◆ CHALLENGE ◆
Send each entry back exactly as given, pictures excluded.

(begin)

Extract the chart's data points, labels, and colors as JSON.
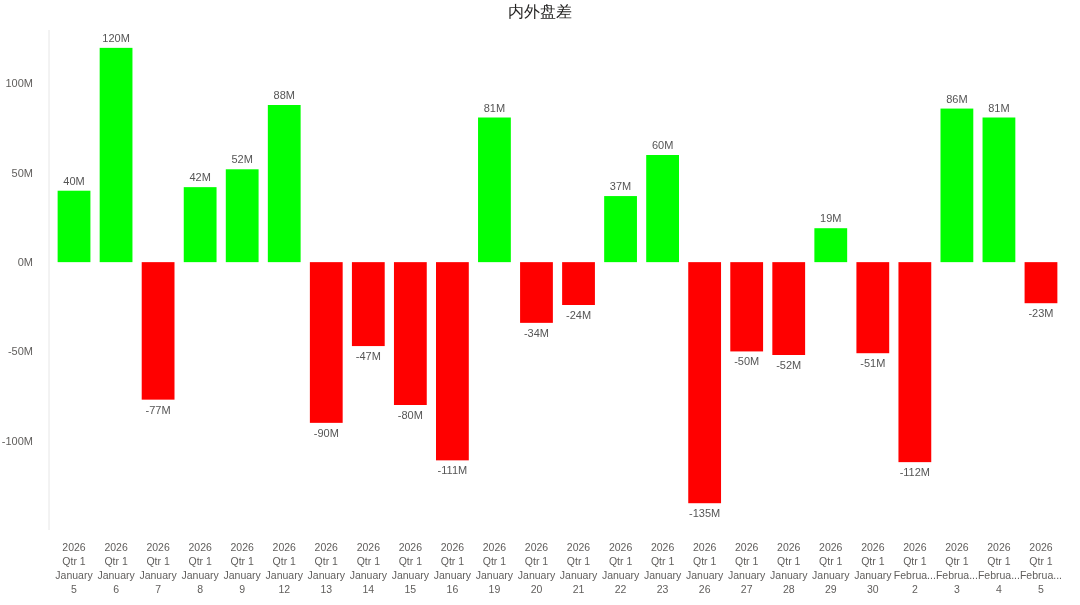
{
  "chart_data": {
    "type": "bar",
    "title": "内外盘差",
    "categories": [
      "2026\nQtr 1\nJanuary\n5",
      "2026\nQtr 1\nJanuary\n6",
      "2026\nQtr 1\nJanuary\n7",
      "2026\nQtr 1\nJanuary\n8",
      "2026\nQtr 1\nJanuary\n9",
      "2026\nQtr 1\nJanuary\n12",
      "2026\nQtr 1\nJanuary\n13",
      "2026\nQtr 1\nJanuary\n14",
      "2026\nQtr 1\nJanuary\n15",
      "2026\nQtr 1\nJanuary\n16",
      "2026\nQtr 1\nJanuary\n19",
      "2026\nQtr 1\nJanuary\n20",
      "2026\nQtr 1\nJanuary\n21",
      "2026\nQtr 1\nJanuary\n22",
      "2026\nQtr 1\nJanuary\n23",
      "2026\nQtr 1\nJanuary\n26",
      "2026\nQtr 1\nJanuary\n27",
      "2026\nQtr 1\nJanuary\n28",
      "2026\nQtr 1\nJanuary\n29",
      "2026\nQtr 1\nJanuary\n30",
      "2026\nQtr 1\nFebrua...\n2",
      "2026\nQtr 1\nFebrua...\n3",
      "2026\nQtr 1\nFebrua...\n4",
      "2026\nQtr 1\nFebrua...\n5"
    ],
    "values": [
      40,
      120,
      -77,
      42,
      52,
      88,
      -90,
      -47,
      -80,
      -111,
      81,
      -34,
      -24,
      37,
      60,
      -135,
      -50,
      -52,
      19,
      -51,
      -112,
      86,
      81,
      -23
    ],
    "value_labels": [
      "40M",
      "120M",
      "-77M",
      "42M",
      "52M",
      "88M",
      "-90M",
      "-47M",
      "-80M",
      "-111M",
      "81M",
      "-34M",
      "-24M",
      "37M",
      "60M",
      "-135M",
      "-50M",
      "-52M",
      "19M",
      "-51M",
      "-112M",
      "86M",
      "81M",
      "-23M"
    ],
    "colors": [
      "#00ff00",
      "#00ff00",
      "#ff0000",
      "#00ff00",
      "#00ff00",
      "#00ff00",
      "#ff0000",
      "#ff0000",
      "#ff0000",
      "#ff0000",
      "#00ff00",
      "#ff0000",
      "#ff0000",
      "#00ff00",
      "#00ff00",
      "#ff0000",
      "#ff0000",
      "#ff0000",
      "#00ff00",
      "#ff0000",
      "#ff0000",
      "#00ff00",
      "#00ff00",
      "#ff0000"
    ],
    "ylim": [
      -150,
      130
    ],
    "yticks": [
      {
        "value": -100,
        "label": "-100M"
      },
      {
        "value": -50,
        "label": "-50M"
      },
      {
        "value": 0,
        "label": "0M"
      },
      {
        "value": 50,
        "label": "50M"
      },
      {
        "value": 100,
        "label": "100M"
      }
    ]
  }
}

(end)

◆ WRITTEN REPLY ◆
Extract the chart's data points, labels, and colors as JSON.
{
  "chart_data": {
    "type": "bar",
    "title": "内外盘差",
    "categories": [
      "2026\nQtr 1\nJanuary\n5",
      "2026\nQtr 1\nJanuary\n6",
      "2026\nQtr 1\nJanuary\n7",
      "2026\nQtr 1\nJanuary\n8",
      "2026\nQtr 1\nJanuary\n9",
      "2026\nQtr 1\nJanuary\n12",
      "2026\nQtr 1\nJanuary\n13",
      "2026\nQtr 1\nJanuary\n14",
      "2026\nQtr 1\nJanuary\n15",
      "2026\nQtr 1\nJanuary\n16",
      "2026\nQtr 1\nJanuary\n19",
      "2026\nQtr 1\nJanuary\n20",
      "2026\nQtr 1\nJanuary\n21",
      "2026\nQtr 1\nJanuary\n22",
      "2026\nQtr 1\nJanuary\n23",
      "2026\nQtr 1\nJanuary\n26",
      "2026\nQtr 1\nJanuary\n27",
      "2026\nQtr 1\nJanuary\n28",
      "2026\nQtr 1\nJanuary\n29",
      "2026\nQtr 1\nJanuary\n30",
      "2026\nQtr 1\nFebrua...\n2",
      "2026\nQtr 1\nFebrua...\n3",
      "2026\nQtr 1\nFebrua...\n4",
      "2026\nQtr 1\nFebrua...\n5"
    ],
    "values": [
      40,
      120,
      -77,
      42,
      52,
      88,
      -90,
      -47,
      -80,
      -111,
      81,
      -34,
      -24,
      37,
      60,
      -135,
      -50,
      -52,
      19,
      -51,
      -112,
      86,
      81,
      -23
    ],
    "value_labels": [
      "40M",
      "120M",
      "-77M",
      "42M",
      "52M",
      "88M",
      "-90M",
      "-47M",
      "-80M",
      "-111M",
      "81M",
      "-34M",
      "-24M",
      "37M",
      "60M",
      "-135M",
      "-50M",
      "-52M",
      "19M",
      "-51M",
      "-112M",
      "86M",
      "81M",
      "-23M"
    ],
    "colors": [
      "#00ff00",
      "#00ff00",
      "#ff0000",
      "#00ff00",
      "#00ff00",
      "#00ff00",
      "#ff0000",
      "#ff0000",
      "#ff0000",
      "#ff0000",
      "#00ff00",
      "#ff0000",
      "#ff0000",
      "#00ff00",
      "#00ff00",
      "#ff0000",
      "#ff0000",
      "#ff0000",
      "#00ff00",
      "#ff0000",
      "#ff0000",
      "#00ff00",
      "#00ff00",
      "#ff0000"
    ],
    "ylim": [
      -150,
      130
    ],
    "yticks": [
      {
        "value": -100,
        "label": "-100M"
      },
      {
        "value": -50,
        "label": "-50M"
      },
      {
        "value": 0,
        "label": "0M"
      },
      {
        "value": 50,
        "label": "50M"
      },
      {
        "value": 100,
        "label": "100M"
      }
    ]
  }
}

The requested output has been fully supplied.